§ **The problem**
Repeat the records in full and exactly, omitting pictures.

Records that describe figures:
++++++

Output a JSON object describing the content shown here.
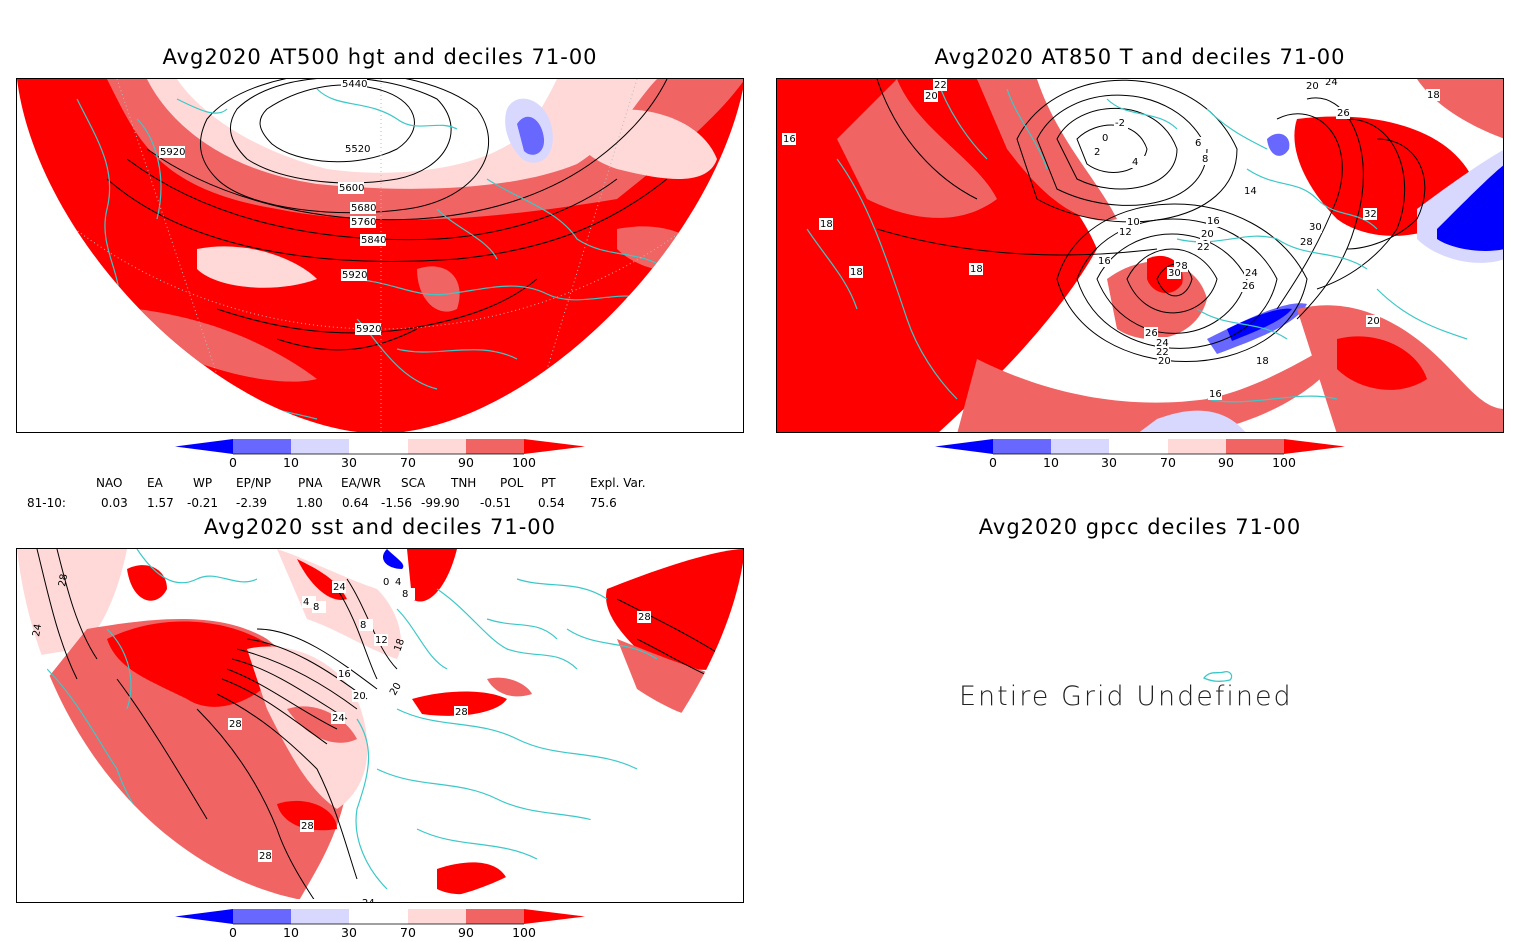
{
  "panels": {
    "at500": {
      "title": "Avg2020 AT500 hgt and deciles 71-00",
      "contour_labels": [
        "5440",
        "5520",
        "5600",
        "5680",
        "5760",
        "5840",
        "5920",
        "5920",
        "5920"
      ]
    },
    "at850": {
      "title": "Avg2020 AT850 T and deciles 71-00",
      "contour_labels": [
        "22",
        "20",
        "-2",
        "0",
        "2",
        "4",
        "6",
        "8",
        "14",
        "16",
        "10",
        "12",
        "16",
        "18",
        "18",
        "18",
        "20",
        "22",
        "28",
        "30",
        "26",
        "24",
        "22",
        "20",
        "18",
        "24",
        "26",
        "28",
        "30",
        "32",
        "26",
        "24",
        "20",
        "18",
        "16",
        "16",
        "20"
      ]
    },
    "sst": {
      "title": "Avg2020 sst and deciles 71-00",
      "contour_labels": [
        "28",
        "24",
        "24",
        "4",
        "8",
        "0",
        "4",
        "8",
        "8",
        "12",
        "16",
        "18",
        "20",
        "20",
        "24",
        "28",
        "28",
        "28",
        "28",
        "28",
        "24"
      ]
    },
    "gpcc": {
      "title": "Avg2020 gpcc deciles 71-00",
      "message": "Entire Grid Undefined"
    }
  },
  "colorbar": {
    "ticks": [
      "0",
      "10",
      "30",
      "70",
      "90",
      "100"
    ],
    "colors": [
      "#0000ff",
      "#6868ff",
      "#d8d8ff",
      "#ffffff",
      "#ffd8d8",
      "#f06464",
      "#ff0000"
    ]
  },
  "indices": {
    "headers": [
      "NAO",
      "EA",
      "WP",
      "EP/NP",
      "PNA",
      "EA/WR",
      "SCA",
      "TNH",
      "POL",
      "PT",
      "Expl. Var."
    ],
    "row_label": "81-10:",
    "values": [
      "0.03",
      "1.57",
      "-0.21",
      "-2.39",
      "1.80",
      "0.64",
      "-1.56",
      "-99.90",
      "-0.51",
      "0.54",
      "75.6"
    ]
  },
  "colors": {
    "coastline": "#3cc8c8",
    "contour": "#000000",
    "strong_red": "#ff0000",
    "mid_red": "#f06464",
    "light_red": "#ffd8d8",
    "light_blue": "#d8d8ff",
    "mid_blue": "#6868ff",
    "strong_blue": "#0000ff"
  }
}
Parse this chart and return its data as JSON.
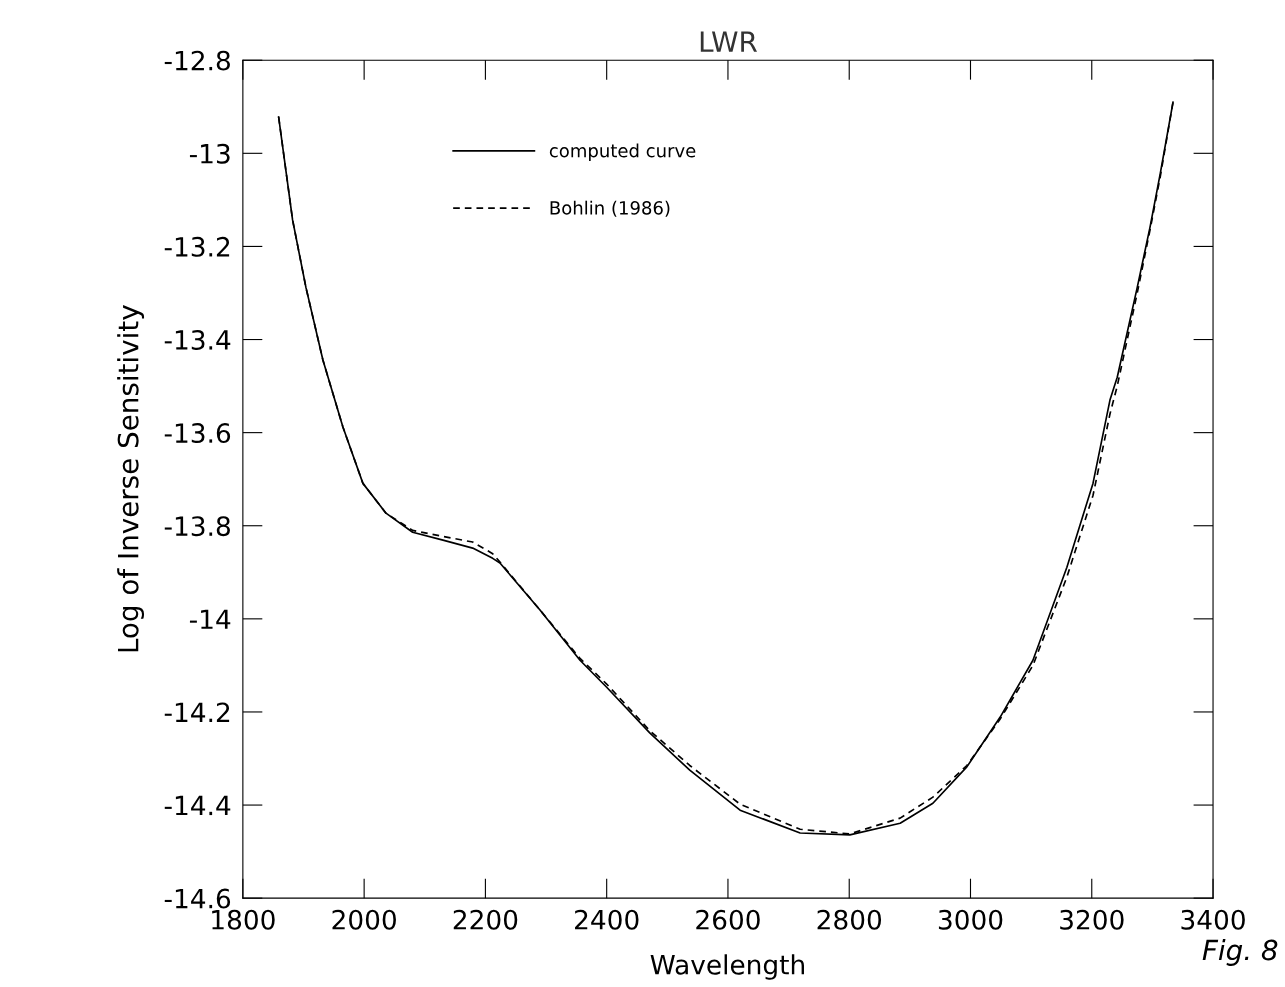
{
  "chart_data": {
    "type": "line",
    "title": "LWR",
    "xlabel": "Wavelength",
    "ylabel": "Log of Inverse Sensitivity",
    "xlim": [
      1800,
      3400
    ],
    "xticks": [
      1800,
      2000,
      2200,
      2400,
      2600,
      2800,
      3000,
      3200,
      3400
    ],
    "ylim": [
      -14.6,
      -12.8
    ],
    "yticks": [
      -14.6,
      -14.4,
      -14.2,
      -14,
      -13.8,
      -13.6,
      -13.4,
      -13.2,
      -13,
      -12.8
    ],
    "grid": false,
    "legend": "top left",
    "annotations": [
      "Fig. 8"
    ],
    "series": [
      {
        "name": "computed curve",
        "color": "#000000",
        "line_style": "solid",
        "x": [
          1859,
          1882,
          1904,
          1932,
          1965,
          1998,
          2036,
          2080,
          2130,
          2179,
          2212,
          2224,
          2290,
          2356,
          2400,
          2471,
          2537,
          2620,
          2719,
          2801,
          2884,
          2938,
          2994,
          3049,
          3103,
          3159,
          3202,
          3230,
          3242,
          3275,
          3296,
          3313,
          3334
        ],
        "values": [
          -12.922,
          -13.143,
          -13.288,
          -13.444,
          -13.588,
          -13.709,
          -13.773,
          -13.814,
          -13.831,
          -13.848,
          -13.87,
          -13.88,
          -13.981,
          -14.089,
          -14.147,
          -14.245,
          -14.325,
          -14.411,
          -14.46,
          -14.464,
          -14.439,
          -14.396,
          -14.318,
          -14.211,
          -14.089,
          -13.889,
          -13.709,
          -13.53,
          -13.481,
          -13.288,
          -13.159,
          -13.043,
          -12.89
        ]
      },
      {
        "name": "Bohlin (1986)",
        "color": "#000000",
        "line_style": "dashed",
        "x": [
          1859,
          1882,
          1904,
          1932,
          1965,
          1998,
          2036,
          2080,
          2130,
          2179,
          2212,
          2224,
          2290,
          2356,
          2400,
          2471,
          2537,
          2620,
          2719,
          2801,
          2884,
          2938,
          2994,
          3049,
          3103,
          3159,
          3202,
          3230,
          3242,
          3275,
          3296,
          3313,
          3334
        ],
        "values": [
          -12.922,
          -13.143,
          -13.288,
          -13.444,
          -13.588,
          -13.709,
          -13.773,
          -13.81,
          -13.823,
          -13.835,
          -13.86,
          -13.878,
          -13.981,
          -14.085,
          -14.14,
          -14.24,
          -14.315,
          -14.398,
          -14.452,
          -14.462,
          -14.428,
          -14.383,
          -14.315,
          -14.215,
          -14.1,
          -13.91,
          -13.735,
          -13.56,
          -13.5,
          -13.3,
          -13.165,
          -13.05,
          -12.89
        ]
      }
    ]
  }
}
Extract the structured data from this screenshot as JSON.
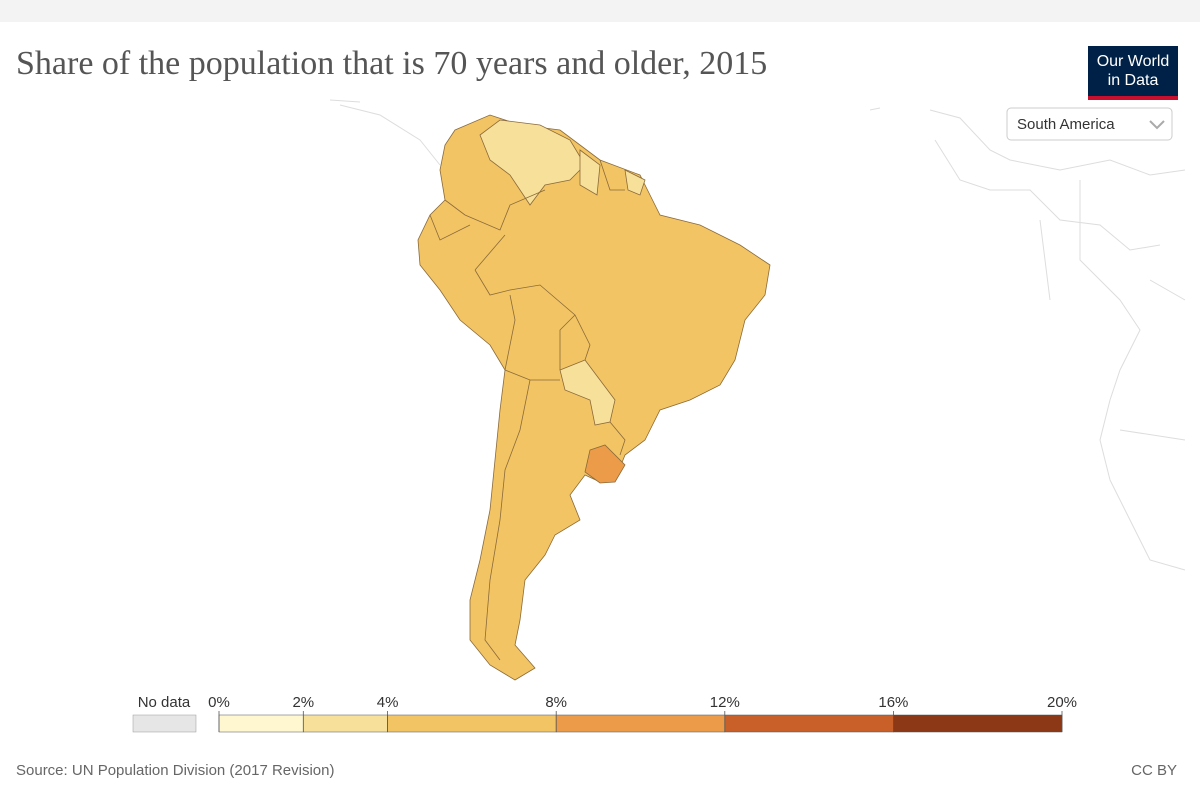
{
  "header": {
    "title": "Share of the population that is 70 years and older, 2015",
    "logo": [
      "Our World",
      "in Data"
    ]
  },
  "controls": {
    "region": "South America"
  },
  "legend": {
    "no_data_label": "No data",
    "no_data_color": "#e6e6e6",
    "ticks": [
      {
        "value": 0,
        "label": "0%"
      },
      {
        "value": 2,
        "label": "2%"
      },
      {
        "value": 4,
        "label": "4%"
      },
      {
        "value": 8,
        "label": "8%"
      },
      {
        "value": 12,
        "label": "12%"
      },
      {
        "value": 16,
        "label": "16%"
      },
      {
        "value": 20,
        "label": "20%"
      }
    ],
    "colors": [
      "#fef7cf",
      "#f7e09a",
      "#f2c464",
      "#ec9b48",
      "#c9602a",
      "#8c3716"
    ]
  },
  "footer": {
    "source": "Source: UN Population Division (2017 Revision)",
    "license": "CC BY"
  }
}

++++++

§ **Answer below**
Output a JSON object describing the content shown here.
{
  "panels": {
    "at500": {
      "title": "Avg2020 AT500 hgt and deciles 71-00",
      "contour_labels": [
        "5440",
        "5520",
        "5600",
        "5680",
        "5760",
        "5840",
        "5920",
        "5920",
        "5920"
      ]
    },
    "at850": {
      "title": "Avg2020 AT850 T and deciles 71-00",
      "contour_labels": [
        "22",
        "20",
        "-2",
        "0",
        "2",
        "4",
        "6",
        "8",
        "14",
        "16",
        "10",
        "12",
        "16",
        "18",
        "18",
        "18",
        "20",
        "22",
        "28",
        "30",
        "26",
        "24",
        "22",
        "20",
        "18",
        "24",
        "26",
        "28",
        "30",
        "32",
        "26",
        "24",
        "20",
        "18",
        "16",
        "16",
        "20"
      ]
    },
    "sst": {
      "title": "Avg2020 sst and deciles 71-00",
      "contour_labels": [
        "28",
        "24",
        "24",
        "4",
        "8",
        "0",
        "4",
        "8",
        "8",
        "12",
        "16",
        "18",
        "20",
        "20",
        "24",
        "28",
        "28",
        "28",
        "28",
        "28",
        "24"
      ]
    },
    "gpcc": {
      "title": "Avg2020 gpcc deciles 71-00",
      "message": "Entire Grid Undefined"
    }
  },
  "colorbar": {
    "ticks": [
      "0",
      "10",
      "30",
      "70",
      "90",
      "100"
    ],
    "colors": [
      "#0000ff",
      "#6868ff",
      "#d8d8ff",
      "#ffffff",
      "#ffd8d8",
      "#f06464",
      "#ff0000"
    ]
  },
  "indices": {
    "headers": [
      "NAO",
      "EA",
      "WP",
      "EP/NP",
      "PNA",
      "EA/WR",
      "SCA",
      "TNH",
      "POL",
      "PT",
      "Expl. Var."
    ],
    "row_label": "81-10:",
    "values": [
      "0.03",
      "1.57",
      "-0.21",
      "-2.39",
      "1.80",
      "0.64",
      "-1.56",
      "-99.90",
      "-0.51",
      "0.54",
      "75.6"
    ]
  },
  "colors": {
    "coastline": "#3cc8c8",
    "contour": "#000000",
    "strong_red": "#ff0000",
    "mid_red": "#f06464",
    "light_red": "#ffd8d8",
    "light_blue": "#d8d8ff",
    "mid_blue": "#6868ff",
    "strong_blue": "#0000ff"
  }
}
Parse this chart and return its data as JSON.
{
  "chart_data": {
    "type": "line",
    "title": "LWR",
    "xlabel": "Wavelength",
    "ylabel": "Log of Inverse Sensitivity",
    "xlim": [
      1800,
      3400
    ],
    "xticks": [
      1800,
      2000,
      2200,
      2400,
      2600,
      2800,
      3000,
      3200,
      3400
    ],
    "ylim": [
      -14.6,
      -12.8
    ],
    "yticks": [
      -14.6,
      -14.4,
      -14.2,
      -14,
      -13.8,
      -13.6,
      -13.4,
      -13.2,
      -13,
      -12.8
    ],
    "grid": false,
    "legend": "top left",
    "annotations": [
      "Fig. 8"
    ],
    "series": [
      {
        "name": "computed curve",
        "color": "#000000",
        "line_style": "solid",
        "x": [
          1859,
          1882,
          1904,
          1932,
          1965,
          1998,
          2036,
          2080,
          2130,
          2179,
          2212,
          2224,
          2290,
          2356,
          2400,
          2471,
          2537,
          2620,
          2719,
          2801,
          2884,
          2938,
          2994,
          3049,
          3103,
          3159,
          3202,
          3230,
          3242,
          3275,
          3296,
          3313,
          3334
        ],
        "values": [
          -12.922,
          -13.143,
          -13.288,
          -13.444,
          -13.588,
          -13.709,
          -13.773,
          -13.814,
          -13.831,
          -13.848,
          -13.87,
          -13.88,
          -13.981,
          -14.089,
          -14.147,
          -14.245,
          -14.325,
          -14.411,
          -14.46,
          -14.464,
          -14.439,
          -14.396,
          -14.318,
          -14.211,
          -14.089,
          -13.889,
          -13.709,
          -13.53,
          -13.481,
          -13.288,
          -13.159,
          -13.043,
          -12.89
        ]
      },
      {
        "name": "Bohlin (1986)",
        "color": "#000000",
        "line_style": "dashed",
        "x": [
          1859,
          1882,
          1904,
          1932,
          1965,
          1998,
          2036,
          2080,
          2130,
          2179,
          2212,
          2224,
          2290,
          2356,
          2400,
          2471,
          2537,
          2620,
          2719,
          2801,
          2884,
          2938,
          2994,
          3049,
          3103,
          3159,
          3202,
          3230,
          3242,
          3275,
          3296,
          3313,
          3334
        ],
        "values": [
          -12.922,
          -13.143,
          -13.288,
          -13.444,
          -13.588,
          -13.709,
          -13.773,
          -13.81,
          -13.823,
          -13.835,
          -13.86,
          -13.878,
          -13.981,
          -14.085,
          -14.14,
          -14.24,
          -14.315,
          -14.398,
          -14.452,
          -14.462,
          -14.428,
          -14.383,
          -14.315,
          -14.215,
          -14.1,
          -13.91,
          -13.735,
          -13.56,
          -13.5,
          -13.3,
          -13.165,
          -13.05,
          -12.89
        ]
      }
    ]
  }
}
Extract the structured data from this screenshot as JSON.
{
  "header": {
    "title": "Share of the population that is 70 years and older, 2015",
    "logo": [
      "Our World",
      "in Data"
    ]
  },
  "controls": {
    "region": "South America"
  },
  "legend": {
    "no_data_label": "No data",
    "no_data_color": "#e6e6e6",
    "ticks": [
      {
        "value": 0,
        "label": "0%"
      },
      {
        "value": 2,
        "label": "2%"
      },
      {
        "value": 4,
        "label": "4%"
      },
      {
        "value": 8,
        "label": "8%"
      },
      {
        "value": 12,
        "label": "12%"
      },
      {
        "value": 16,
        "label": "16%"
      },
      {
        "value": 20,
        "label": "20%"
      }
    ],
    "colors": [
      "#fef7cf",
      "#f7e09a",
      "#f2c464",
      "#ec9b48",
      "#c9602a",
      "#8c3716"
    ]
  },
  "footer": {
    "source": "Source: UN Population Division (2017 Revision)",
    "license": "CC BY"
  }
}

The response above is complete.